Exercise passage:
In Bultman’s estimation, skilled workmanship, quality materials and equipment, consistent performance, and integrity go into every project undertaken by Kilgust, a Madison, Wis.-based, wholly owned subsidiary of EMCOR Group (Norwalk, Conn.). Management at the Wilderness Hotel and Golf Resort, located in Wisconsin Dells, Wis., will not argue with Bultman. After all, Bultman’s company was able to meet all of the design-build and mechanical engineering challenges in the creation of the Wild Waterdome, the Wilderness’ new 70,000-square-foot indoor waterpark.
To put it another way, the billing, “America’s Largest Indoor Waterpark,” draws patrons to the growing Wilderness Resort, but IAQ is one reason they keep returning. That is quite a compliment for Kilgust, which designed the resort’s HVAC system, which presented many IAQ challenges.
And, yes, we did say this is a huge indoor waterpark that just so happens to be located smack dab in the Midwest’s winter cold. Temperature-wise in Wisconsin Dells, the average high in December is 29°F, with an average low of 11°. In January, the average high is only 25°, with the average low a chilling 4°. In February, the average high is 31°, while the average low is 9°.
Just the presence of hundreds of thousands of gallons of water splashed around with wave machines, water cannons, water slides, and patrons can create rainforest-like conditions. Combine that with airborne byproducts of such a facility’s necessary pool water sanitizing chemicals and IAQ becomes vital for patron comfort. Take in that outside cold, too, and you have yourself an even tougher challenge.
But despite these IAQ challenges, the Wild Waterdome is a breath of fresh air in Wisconsin Dells, which proclaims to be the world capital of waterparks with over 20 facilities.
In regard to the Wild Waterdome, the finished mechanical task could be seen as a testimony for fabric ductwork, which did play one of the important roles in the creation of good IAQ. Jason Beren, P.E., vice president of operations, designed the airflow around six 120-foot long runs of 60 inch and 66 inch diameter TufTex premium-grade fabric duct from DuctSox (Dubuque, Iowa). This included a variety of orifice diameters ranging from 3/4-inch to 1 1/2-inch and various duct circumference placements. The two perimeter runs positioned 19 feet above the floor have two linear arrays of orifices directed toward the windows and another array toward the deck.

Requirement A: Please extract the part of the waterpark article between "And, yes, we" and "average low is 9°.", inclusive.
Requirement B: According to the waterpark article, how large is the Wild Waterdome?

Dataset excerpts:

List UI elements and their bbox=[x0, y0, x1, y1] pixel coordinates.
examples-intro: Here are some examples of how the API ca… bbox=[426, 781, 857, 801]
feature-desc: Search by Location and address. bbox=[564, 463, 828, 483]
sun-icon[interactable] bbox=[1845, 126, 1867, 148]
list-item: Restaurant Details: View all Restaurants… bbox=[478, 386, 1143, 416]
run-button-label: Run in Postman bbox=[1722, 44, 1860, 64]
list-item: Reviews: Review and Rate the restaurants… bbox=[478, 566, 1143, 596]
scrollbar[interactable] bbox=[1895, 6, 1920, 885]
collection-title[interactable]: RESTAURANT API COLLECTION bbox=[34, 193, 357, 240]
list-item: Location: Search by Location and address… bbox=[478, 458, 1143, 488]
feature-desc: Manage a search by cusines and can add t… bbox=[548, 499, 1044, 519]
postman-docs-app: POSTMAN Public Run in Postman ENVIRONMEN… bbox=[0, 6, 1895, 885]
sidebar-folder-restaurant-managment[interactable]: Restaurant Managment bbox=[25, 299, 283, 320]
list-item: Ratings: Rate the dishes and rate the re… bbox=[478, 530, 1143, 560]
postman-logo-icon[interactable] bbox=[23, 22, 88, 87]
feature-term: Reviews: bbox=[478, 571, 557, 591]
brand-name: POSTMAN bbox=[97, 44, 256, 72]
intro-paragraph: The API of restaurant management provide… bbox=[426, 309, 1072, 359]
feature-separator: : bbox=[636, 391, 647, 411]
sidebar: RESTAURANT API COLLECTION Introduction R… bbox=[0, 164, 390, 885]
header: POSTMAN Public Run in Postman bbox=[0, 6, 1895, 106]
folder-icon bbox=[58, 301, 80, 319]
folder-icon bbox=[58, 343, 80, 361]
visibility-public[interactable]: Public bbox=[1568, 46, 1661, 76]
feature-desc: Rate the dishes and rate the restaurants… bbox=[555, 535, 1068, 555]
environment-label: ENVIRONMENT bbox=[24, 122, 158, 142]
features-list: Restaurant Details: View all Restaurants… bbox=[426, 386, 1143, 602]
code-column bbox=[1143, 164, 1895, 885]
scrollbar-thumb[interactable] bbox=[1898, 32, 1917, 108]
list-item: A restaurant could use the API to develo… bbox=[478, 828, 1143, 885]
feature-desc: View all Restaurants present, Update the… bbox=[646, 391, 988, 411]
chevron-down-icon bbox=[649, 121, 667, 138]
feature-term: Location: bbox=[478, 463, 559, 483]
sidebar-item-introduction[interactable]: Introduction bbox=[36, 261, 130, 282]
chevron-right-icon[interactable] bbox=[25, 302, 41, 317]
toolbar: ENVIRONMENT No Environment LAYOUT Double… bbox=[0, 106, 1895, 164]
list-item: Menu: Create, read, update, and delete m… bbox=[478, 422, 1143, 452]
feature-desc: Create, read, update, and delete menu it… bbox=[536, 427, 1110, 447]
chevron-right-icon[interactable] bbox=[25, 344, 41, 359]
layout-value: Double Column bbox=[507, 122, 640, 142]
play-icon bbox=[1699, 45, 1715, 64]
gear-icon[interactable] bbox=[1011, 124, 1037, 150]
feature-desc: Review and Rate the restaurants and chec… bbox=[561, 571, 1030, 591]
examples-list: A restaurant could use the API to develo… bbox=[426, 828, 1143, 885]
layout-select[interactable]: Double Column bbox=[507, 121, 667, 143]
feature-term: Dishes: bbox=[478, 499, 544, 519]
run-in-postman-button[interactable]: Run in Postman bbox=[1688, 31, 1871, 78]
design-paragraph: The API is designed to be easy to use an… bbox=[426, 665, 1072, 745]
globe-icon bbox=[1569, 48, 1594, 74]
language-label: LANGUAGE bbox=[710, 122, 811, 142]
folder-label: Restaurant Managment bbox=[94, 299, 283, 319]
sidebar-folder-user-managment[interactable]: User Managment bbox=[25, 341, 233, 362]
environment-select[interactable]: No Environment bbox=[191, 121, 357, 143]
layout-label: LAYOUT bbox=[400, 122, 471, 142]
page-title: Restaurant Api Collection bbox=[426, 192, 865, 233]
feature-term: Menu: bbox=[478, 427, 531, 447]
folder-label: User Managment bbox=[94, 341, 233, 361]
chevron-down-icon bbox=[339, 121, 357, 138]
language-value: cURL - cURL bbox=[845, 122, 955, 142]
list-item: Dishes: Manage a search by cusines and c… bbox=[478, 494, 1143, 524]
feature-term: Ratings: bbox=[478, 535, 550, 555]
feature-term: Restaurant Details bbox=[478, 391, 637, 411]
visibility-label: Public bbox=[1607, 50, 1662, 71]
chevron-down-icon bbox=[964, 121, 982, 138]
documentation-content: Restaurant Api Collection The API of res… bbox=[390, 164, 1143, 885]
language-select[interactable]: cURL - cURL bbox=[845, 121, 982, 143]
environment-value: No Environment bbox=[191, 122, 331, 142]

Exercise response A:
And, yes, we did say this is a huge indoor waterpark that just so happens to be located smack dab in the Midwest’s winter cold. Temperature-wise in Wisconsin Dells, the average high in December is 29°F, with an average low of 11°. In January, the average high is only 25°, with the average low a chilling 4°. In February, the average high is 31°, while the average low is 9°.

Exercise response B: 70,000 square feet